══ Provided passage

Hardware Resources Explained
Hardware devices, such as modems, network circuits, sound circuits, and so on, require system resources
such as Interrupt Request (IRQ) lines, Input/Output Port (I/O) addresses, Direct Memory Access Channels
(DMA), and a range of Memory Addresses for storing code and data. Each device needs its own set of
resources. If two devices attempt to use the same resource, your system may lock up or crash.
An IRQ is a connection between a hardware device and the CPU (Central Processor Unit). A hardware
device uses it's assigned IRQ line to signal or "interrupt" the CPU when it needs attention. Depending
upon the priority of the interrupt and what the CPU is currently doing, the CPU may stop executing the
program it's currently running and jump to a service routine for the hardware device. After the interrupt
has been serviced, the CPU will resume executing the original program.
Early computer motherboards had a chip that provided eight IRQ lines numbered 0 through 7. Later a
second IRQ chip was added to provide channels 8 through 15. IRQ channel 2 is used to cascade the two
IRQ chips together.

════
══ Extracted records

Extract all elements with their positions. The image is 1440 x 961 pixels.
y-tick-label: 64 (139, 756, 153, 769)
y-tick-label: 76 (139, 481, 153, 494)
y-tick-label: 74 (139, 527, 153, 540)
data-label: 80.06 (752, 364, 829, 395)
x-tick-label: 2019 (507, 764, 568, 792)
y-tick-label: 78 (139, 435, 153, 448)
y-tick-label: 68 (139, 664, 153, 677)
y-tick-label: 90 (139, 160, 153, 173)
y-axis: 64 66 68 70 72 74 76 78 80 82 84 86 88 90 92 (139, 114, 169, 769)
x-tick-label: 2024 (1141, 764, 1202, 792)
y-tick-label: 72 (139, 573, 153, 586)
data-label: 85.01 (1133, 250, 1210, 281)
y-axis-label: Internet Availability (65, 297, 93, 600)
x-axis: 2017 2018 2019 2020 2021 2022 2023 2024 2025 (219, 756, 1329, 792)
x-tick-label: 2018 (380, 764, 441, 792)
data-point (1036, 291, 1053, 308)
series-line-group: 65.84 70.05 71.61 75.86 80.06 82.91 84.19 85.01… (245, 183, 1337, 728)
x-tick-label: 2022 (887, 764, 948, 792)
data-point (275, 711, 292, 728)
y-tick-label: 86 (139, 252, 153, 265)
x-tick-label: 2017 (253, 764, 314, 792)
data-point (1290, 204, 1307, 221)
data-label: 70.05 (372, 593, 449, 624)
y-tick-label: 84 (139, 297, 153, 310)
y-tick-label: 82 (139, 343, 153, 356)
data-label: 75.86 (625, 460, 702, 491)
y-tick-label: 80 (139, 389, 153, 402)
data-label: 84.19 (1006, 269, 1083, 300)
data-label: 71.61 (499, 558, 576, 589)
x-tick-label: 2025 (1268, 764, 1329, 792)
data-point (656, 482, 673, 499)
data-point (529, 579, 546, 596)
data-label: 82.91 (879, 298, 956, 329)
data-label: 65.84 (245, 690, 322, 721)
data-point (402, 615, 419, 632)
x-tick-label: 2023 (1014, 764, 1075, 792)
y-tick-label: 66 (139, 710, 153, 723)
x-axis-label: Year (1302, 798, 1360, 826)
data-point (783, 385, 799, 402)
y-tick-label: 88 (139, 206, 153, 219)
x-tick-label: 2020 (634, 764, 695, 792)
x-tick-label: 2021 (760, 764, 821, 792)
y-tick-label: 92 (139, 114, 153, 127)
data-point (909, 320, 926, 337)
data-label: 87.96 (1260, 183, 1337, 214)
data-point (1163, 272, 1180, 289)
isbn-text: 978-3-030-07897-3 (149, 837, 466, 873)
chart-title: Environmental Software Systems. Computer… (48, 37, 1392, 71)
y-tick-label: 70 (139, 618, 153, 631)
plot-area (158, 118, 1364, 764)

════

Exercise requirements ▸
1) Update the stretch of the hardware resources text from "An IRQ is a" through "IRQ chips together.", putting "system boards" in place of "motherboards".
2) Answer these questions from the hardware resources text.
(a) What does a hardware device use its assigned IRQ line for?
(b) How many IRQ lines did the chip on early computer motherboards provide?
(c) Which IRQ channel is used to cascade the two IRQ chips together?

Answers to the problems ▸
1)
An IRQ is a connection between a hardware device and the CPU (Central Processor Unit). A hardware
device uses it's assigned IRQ line to signal or "interrupt" the CPU when it needs attention. Depending
upon the priority of the interrupt and what the CPU is currently doing, the CPU may stop executing the
program it's currently running and jump to a service routine for the hardware device. After the interrupt
has been serviced, the CPU will resume executing the original program.
Early computer system boards had a chip that provided eight IRQ lines numbered 0 through 7. Later a
second IRQ chip was added to provide channels 8 through 15. IRQ channel 2 is used to cascade the two
IRQ chips together.

2)
(a) To signal or "interrupt" the CPU when the device needs attention.
(b) Eight, numbered 0 through 7.
(c) IRQ channel 2.